Collected data entries:
* START *
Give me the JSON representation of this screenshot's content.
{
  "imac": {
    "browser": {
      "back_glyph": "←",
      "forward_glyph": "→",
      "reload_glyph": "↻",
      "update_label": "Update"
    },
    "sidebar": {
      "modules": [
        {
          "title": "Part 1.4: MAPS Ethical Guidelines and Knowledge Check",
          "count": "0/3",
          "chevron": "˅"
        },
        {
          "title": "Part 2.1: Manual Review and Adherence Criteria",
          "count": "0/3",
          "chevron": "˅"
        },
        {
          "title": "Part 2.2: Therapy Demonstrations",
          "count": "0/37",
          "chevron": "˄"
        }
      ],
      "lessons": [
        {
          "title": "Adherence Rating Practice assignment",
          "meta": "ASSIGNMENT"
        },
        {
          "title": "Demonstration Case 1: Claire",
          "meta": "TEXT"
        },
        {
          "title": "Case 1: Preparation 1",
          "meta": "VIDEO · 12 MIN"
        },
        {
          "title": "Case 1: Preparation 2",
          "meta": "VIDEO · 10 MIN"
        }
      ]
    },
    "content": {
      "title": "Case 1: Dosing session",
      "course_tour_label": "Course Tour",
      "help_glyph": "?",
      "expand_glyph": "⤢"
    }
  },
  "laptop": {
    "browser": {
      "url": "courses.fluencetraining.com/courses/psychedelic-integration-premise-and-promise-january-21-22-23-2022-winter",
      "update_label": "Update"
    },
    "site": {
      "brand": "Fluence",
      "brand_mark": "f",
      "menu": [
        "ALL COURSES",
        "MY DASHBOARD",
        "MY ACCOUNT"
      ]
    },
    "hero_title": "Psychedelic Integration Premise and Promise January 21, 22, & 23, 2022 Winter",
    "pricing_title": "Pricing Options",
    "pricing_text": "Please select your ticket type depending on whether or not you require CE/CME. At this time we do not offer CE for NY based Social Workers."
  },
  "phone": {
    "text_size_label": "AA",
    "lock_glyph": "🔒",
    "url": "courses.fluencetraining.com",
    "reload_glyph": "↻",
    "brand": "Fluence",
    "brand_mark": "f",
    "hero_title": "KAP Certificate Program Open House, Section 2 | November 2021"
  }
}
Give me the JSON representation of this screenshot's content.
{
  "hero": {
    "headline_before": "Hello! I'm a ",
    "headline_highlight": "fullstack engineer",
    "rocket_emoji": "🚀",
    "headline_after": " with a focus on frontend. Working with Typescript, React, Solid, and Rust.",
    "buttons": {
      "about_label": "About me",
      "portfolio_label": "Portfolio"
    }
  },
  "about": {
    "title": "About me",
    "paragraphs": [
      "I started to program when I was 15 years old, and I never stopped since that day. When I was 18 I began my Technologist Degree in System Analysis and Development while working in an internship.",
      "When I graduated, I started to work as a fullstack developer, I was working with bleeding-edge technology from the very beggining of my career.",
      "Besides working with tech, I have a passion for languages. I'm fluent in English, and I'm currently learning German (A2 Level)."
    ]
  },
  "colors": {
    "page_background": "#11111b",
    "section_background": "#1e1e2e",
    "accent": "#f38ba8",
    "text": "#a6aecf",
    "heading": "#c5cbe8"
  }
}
* END *
▸ **What you are asked to do**: Scan the lines above for "Case", then copy every one that has it.

▸ **Result of this exercise**:
          "title": "Demonstration Case 1: Claire",
          "title": "Case 1: Preparation 1",
          "title": "Case 1: Preparation 2",
      "title": "Case 1: Dosing session",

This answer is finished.